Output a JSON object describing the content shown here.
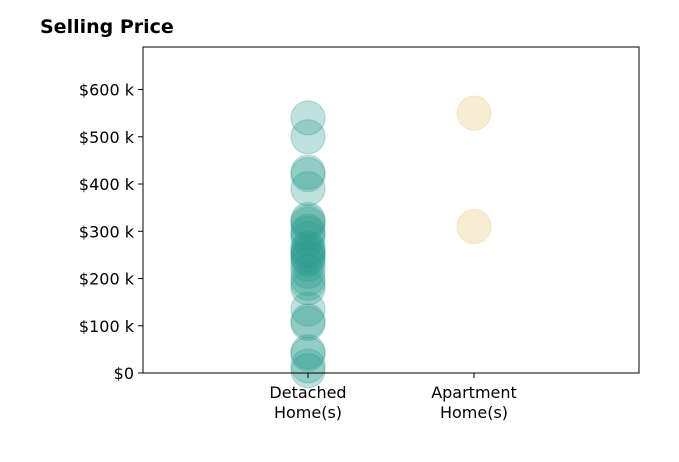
{
  "chart_data": {
    "type": "scatter",
    "title": "Selling Price",
    "xlabel": "",
    "ylabel": "",
    "ylim": [
      0,
      690000
    ],
    "y_tick_values": [
      0,
      100000,
      200000,
      300000,
      400000,
      500000,
      600000
    ],
    "y_tick_labels": [
      "$0",
      "$100 k",
      "$200 k",
      "$300 k",
      "$400 k",
      "$500 k",
      "$600 k"
    ],
    "categories": [
      {
        "label_lines": [
          "Detached",
          "Home(s)"
        ]
      },
      {
        "label_lines": [
          "Apartment",
          "Home(s)"
        ]
      }
    ],
    "grid": false,
    "legend": "none",
    "series": [
      {
        "category_index": 0,
        "color": "#2a9d8f",
        "alpha": 0.3,
        "values": [
          5000,
          15000,
          40000,
          45000,
          105000,
          110000,
          135000,
          180000,
          190000,
          200000,
          215000,
          230000,
          240000,
          245000,
          250000,
          255000,
          260000,
          265000,
          285000,
          295000,
          300000,
          315000,
          320000,
          325000,
          390000,
          420000,
          425000,
          500000,
          540000
        ]
      },
      {
        "category_index": 1,
        "color": "#e9c46a",
        "alpha": 0.3,
        "values": [
          310000,
          550000
        ]
      }
    ]
  }
}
^^^^^^^^
• **DIRECTIONS**: Make an exact copy of the listing above. Do not include the pictures.

• **THE RESULT**:
Output a JSON object describing the content shown here.
{
  "chart_data": {
    "type": "scatter",
    "title": "Selling Price",
    "xlabel": "",
    "ylabel": "",
    "ylim": [
      0,
      690000
    ],
    "y_tick_values": [
      0,
      100000,
      200000,
      300000,
      400000,
      500000,
      600000
    ],
    "y_tick_labels": [
      "$0",
      "$100 k",
      "$200 k",
      "$300 k",
      "$400 k",
      "$500 k",
      "$600 k"
    ],
    "categories": [
      {
        "label_lines": [
          "Detached",
          "Home(s)"
        ]
      },
      {
        "label_lines": [
          "Apartment",
          "Home(s)"
        ]
      }
    ],
    "grid": false,
    "legend": "none",
    "series": [
      {
        "category_index": 0,
        "color": "#2a9d8f",
        "alpha": 0.3,
        "values": [
          5000,
          15000,
          40000,
          45000,
          105000,
          110000,
          135000,
          180000,
          190000,
          200000,
          215000,
          230000,
          240000,
          245000,
          250000,
          255000,
          260000,
          265000,
          285000,
          295000,
          300000,
          315000,
          320000,
          325000,
          390000,
          420000,
          425000,
          500000,
          540000
        ]
      },
      {
        "category_index": 1,
        "color": "#e9c46a",
        "alpha": 0.3,
        "values": [
          310000,
          550000
        ]
      }
    ]
  }
}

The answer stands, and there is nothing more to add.